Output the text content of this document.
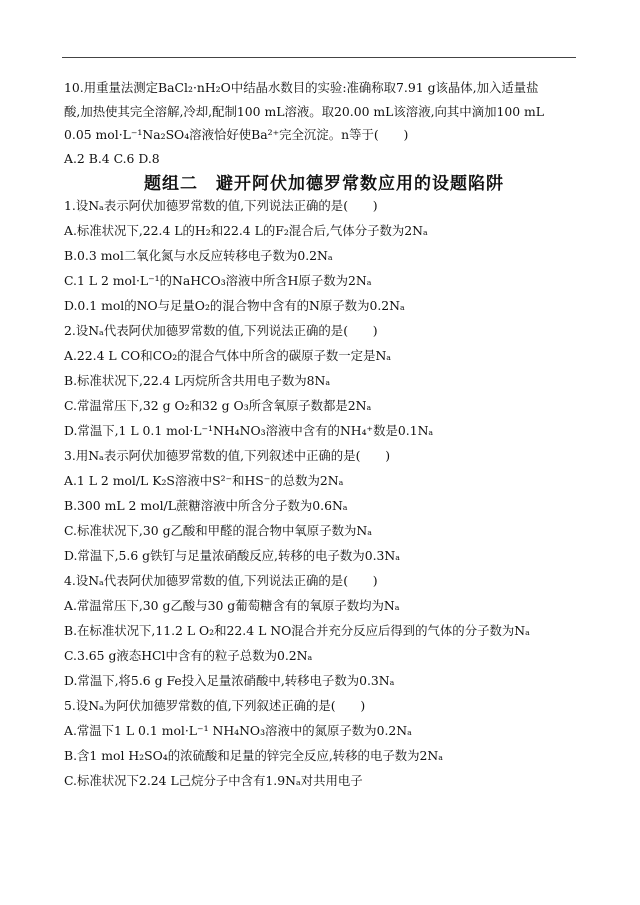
10.用重量法测定BaCl₂·nH₂O中结晶水数目的实验:准确称取7.91 g该晶体,加入适量盐

酸,加热使其完全溶解,冷却,配制100 mL溶液。取20.00 mL该溶液,向其中滴加100 mL

0.05 mol·L⁻¹Na₂SO₄溶液恰好使Ba²⁺完全沉淀。n等于(　　)

A.2 B.4 C.6 D.8

题组二　避开阿伏加德罗常数应用的设题陷阱

1.设Nₐ表示阿伏加德罗常数的值,下列说法正确的是(　　)

A.标准状况下,22.4 L的H₂和22.4 L的F₂混合后,气体分子数为2Nₐ

B.0.3 mol二氧化氮与水反应转移电子数为0.2Nₐ

C.1 L 2 mol·L⁻¹的NaHCO₃溶液中所含H原子数为2Nₐ

D.0.1 mol的NO与足量O₂的混合物中含有的N原子数为0.2Nₐ

2.设Nₐ代表阿伏加德罗常数的值,下列说法正确的是(　　)

A.22.4 L CO和CO₂的混合气体中所含的碳原子数一定是Nₐ

B.标准状况下,22.4 L丙烷所含共用电子数为8Nₐ

C.常温常压下,32 g O₂和32 g O₃所含氧原子数都是2Nₐ

D.常温下,1 L 0.1 mol·L⁻¹NH₄NO₃溶液中含有的NH₄⁺数是0.1Nₐ

3.用Nₐ表示阿伏加德罗常数的值,下列叙述中正确的是(　　)

A.1 L 2 mol/L K₂S溶液中S²⁻和HS⁻的总数为2Nₐ

B.300 mL 2 mol/L蔗糖溶液中所含分子数为0.6Nₐ

C.标准状况下,30 g乙酸和甲醛的混合物中氧原子数为Nₐ

D.常温下,5.6 g铁钉与足量浓硝酸反应,转移的电子数为0.3Nₐ

4.设Nₐ代表阿伏加德罗常数的值,下列说法正确的是(　　)

A.常温常压下,30 g乙酸与30 g葡萄糖含有的氧原子数均为Nₐ

B.在标准状况下,11.2 L O₂和22.4 L NO混合并充分反应后得到的气体的分子数为Nₐ

C.3.65 g液态HCl中含有的粒子总数为0.2Nₐ

D.常温下,将5.6 g Fe投入足量浓硝酸中,转移电子数为0.3Nₐ

5.设Nₐ为阿伏加德罗常数的值,下列叙述正确的是(　　)

A.常温下1 L 0.1 mol·L⁻¹ NH₄NO₃溶液中的氮原子数为0.2Nₐ

B.含1 mol H₂SO₄的浓硫酸和足量的锌完全反应,转移的电子数为2Nₐ

C.标准状况下2.24 L己烷分子中含有1.9Nₐ对共用电子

→ **What needs to be done**:
Your task is to copy the entries in full and exactly, without any images.

→ **Task result**:
Output the text content of this document.
10.用重量法测定BaCl₂·nH₂O中结晶水数目的实验:准确称取7.91 g该晶体,加入适量盐

酸,加热使其完全溶解,冷却,配制100 mL溶液。取20.00 mL该溶液,向其中滴加100 mL

0.05 mol·L⁻¹Na₂SO₄溶液恰好使Ba²⁺完全沉淀。n等于(　　)

A.2 B.4 C.6 D.8

题组二　避开阿伏加德罗常数应用的设题陷阱

1.设Nₐ表示阿伏加德罗常数的值,下列说法正确的是(　　)

A.标准状况下,22.4 L的H₂和22.4 L的F₂混合后,气体分子数为2Nₐ

B.0.3 mol二氧化氮与水反应转移电子数为0.2Nₐ

C.1 L 2 mol·L⁻¹的NaHCO₃溶液中所含H原子数为2Nₐ

D.0.1 mol的NO与足量O₂的混合物中含有的N原子数为0.2Nₐ

2.设Nₐ代表阿伏加德罗常数的值,下列说法正确的是(　　)

A.22.4 L CO和CO₂的混合气体中所含的碳原子数一定是Nₐ

B.标准状况下,22.4 L丙烷所含共用电子数为8Nₐ

C.常温常压下,32 g O₂和32 g O₃所含氧原子数都是2Nₐ

D.常温下,1 L 0.1 mol·L⁻¹NH₄NO₃溶液中含有的NH₄⁺数是0.1Nₐ

3.用Nₐ表示阿伏加德罗常数的值,下列叙述中正确的是(　　)

A.1 L 2 mol/L K₂S溶液中S²⁻和HS⁻的总数为2Nₐ

B.300 mL 2 mol/L蔗糖溶液中所含分子数为0.6Nₐ

C.标准状况下,30 g乙酸和甲醛的混合物中氧原子数为Nₐ

D.常温下,5.6 g铁钉与足量浓硝酸反应,转移的电子数为0.3Nₐ

4.设Nₐ代表阿伏加德罗常数的值,下列说法正确的是(　　)

A.常温常压下,30 g乙酸与30 g葡萄糖含有的氧原子数均为Nₐ

B.在标准状况下,11.2 L O₂和22.4 L NO混合并充分反应后得到的气体的分子数为Nₐ

C.3.65 g液态HCl中含有的粒子总数为0.2Nₐ

D.常温下,将5.6 g Fe投入足量浓硝酸中,转移电子数为0.3Nₐ

5.设Nₐ为阿伏加德罗常数的值,下列叙述正确的是(　　)

A.常温下1 L 0.1 mol·L⁻¹ NH₄NO₃溶液中的氮原子数为0.2Nₐ

B.含1 mol H₂SO₄的浓硫酸和足量的锌完全反应,转移的电子数为2Nₐ

C.标准状况下2.24 L己烷分子中含有1.9Nₐ对共用电子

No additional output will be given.